Extract to read
Start of Block
Nigeria has a long history of excusing corruption or incompetence when it benefits our tribe, our kin, or our political family. We have seen this pattern across decades. When a major financial crime is exposed, reactions split along ethnic and partisan lines. Some condemn the act, others defend the actor, and many retreat into “this is an attack on our people.”

This response pattern is not new.

In the 1970s, during the military era, several probes into public institutions were dismissed in many regions as “political witch-hunts,” even when the evidence was overwhelming. This moral flexibility — this willingness to defend wrongdoing when it favours “our side” — is part of what weakens the national conscience.

It creates an environment where:

                  •  Truth becomes negotiable,

                  •  Accountability becomes selective, and

                  •  Justice becomes a tribal conversation.

A country cannot grow when its citizens defend wrong instead of confronting it.

b. The Social Media Battalions — The New Agents of Confusion

Today, social media has become the largest amplifier of national tension. A rumour from a WhatsApp group can spark panic, a misleading tweet can inflame ethnic tempers, wreck companies, careers, lives and communities, a sensationalised video, often stripped of context, can trend nationwide in hours.
End of Block
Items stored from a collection
Start of Block
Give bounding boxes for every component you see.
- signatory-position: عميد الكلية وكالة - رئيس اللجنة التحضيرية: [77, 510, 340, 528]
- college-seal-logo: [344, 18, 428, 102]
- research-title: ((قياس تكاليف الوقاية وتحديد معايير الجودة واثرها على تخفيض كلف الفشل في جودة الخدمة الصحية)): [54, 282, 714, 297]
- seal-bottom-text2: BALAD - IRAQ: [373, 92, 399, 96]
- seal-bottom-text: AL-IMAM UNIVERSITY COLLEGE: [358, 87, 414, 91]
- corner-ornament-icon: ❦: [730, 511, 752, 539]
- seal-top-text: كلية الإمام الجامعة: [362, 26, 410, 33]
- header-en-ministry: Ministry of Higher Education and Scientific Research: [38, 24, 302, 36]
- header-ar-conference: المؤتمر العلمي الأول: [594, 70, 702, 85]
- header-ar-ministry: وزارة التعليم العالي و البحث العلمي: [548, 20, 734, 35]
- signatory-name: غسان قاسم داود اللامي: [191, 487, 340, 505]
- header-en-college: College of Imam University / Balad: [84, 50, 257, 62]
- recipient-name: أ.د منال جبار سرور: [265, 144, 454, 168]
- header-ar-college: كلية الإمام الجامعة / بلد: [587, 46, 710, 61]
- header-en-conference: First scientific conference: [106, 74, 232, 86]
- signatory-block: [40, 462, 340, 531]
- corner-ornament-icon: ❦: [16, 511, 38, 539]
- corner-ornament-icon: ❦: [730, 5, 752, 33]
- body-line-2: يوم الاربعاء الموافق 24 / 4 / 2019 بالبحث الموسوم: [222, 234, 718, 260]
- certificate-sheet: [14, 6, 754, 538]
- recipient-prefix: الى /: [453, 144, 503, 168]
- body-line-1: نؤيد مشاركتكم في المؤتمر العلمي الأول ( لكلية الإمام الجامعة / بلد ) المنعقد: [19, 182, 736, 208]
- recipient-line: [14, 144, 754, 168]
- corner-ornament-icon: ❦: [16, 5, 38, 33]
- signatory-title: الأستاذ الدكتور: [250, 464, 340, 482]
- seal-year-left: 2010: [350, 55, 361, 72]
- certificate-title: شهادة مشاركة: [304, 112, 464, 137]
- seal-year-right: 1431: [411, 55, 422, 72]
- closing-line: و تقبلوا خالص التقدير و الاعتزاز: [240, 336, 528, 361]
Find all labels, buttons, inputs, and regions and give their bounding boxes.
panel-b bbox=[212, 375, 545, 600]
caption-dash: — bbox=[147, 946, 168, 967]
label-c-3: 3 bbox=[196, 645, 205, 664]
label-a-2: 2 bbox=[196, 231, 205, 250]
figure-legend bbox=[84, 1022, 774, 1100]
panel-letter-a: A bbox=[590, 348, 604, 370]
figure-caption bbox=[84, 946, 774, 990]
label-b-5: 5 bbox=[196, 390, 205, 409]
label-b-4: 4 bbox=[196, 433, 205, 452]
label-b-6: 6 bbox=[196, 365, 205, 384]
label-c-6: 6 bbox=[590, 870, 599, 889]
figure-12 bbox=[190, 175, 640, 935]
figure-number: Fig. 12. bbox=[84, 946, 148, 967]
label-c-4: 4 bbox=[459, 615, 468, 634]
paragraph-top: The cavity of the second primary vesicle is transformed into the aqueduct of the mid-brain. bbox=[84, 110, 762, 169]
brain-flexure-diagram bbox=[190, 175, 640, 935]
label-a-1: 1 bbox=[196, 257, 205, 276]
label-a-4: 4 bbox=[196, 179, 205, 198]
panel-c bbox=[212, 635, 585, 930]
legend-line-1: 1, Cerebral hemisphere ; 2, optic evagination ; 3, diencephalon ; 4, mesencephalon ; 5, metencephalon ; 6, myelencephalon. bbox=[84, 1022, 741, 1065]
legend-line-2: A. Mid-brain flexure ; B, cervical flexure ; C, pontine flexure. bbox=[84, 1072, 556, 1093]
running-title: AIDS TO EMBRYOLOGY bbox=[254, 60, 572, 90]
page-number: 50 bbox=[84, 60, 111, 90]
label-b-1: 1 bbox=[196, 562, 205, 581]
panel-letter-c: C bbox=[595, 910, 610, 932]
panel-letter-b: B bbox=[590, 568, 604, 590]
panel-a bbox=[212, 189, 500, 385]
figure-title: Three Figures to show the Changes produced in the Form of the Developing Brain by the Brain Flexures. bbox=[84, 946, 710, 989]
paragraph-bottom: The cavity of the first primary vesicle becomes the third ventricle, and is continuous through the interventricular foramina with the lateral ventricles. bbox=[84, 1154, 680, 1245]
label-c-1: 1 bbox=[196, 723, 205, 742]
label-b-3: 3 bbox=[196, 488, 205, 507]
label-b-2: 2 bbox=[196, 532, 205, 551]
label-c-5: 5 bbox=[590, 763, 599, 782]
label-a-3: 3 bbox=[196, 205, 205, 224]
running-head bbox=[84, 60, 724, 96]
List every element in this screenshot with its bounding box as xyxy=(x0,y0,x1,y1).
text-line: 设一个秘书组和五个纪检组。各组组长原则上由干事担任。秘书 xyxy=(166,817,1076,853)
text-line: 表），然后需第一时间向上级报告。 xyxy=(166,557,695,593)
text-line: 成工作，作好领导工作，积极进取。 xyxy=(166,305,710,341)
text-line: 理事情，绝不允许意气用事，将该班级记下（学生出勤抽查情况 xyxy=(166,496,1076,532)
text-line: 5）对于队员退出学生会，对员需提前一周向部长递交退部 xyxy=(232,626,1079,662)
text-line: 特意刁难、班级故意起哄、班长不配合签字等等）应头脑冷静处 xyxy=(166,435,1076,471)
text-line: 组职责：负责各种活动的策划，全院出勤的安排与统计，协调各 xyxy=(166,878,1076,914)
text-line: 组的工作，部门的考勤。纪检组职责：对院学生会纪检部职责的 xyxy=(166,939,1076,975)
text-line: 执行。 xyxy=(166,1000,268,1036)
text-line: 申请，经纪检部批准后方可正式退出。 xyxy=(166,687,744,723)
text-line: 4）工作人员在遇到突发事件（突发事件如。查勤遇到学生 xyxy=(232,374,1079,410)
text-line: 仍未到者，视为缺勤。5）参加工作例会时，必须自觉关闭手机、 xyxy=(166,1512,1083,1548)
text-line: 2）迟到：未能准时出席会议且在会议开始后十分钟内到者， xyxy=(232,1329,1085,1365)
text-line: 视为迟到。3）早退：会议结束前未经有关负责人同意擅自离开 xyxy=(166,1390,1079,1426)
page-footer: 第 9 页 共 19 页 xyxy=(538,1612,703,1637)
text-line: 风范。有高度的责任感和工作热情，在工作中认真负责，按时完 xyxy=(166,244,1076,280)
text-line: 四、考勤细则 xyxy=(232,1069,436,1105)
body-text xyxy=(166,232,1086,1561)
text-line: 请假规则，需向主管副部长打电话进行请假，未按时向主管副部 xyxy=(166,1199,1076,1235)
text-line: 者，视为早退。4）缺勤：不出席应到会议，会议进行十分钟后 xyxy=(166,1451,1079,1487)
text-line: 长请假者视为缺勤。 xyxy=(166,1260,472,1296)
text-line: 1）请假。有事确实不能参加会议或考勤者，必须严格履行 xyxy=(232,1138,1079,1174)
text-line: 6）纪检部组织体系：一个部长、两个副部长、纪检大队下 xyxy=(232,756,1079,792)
End of Block
Instructions to follow
From the passage on corruption in Nigeria, render the sentence "A country cannot grow when its citizens defend wrong instead of confronting it." in Spanish. These entries were drawn from a different source than the text.

Exercise answer
Un país no puede crecer cuando sus ciudadanos defienden el mal en lugar de confrontarlo.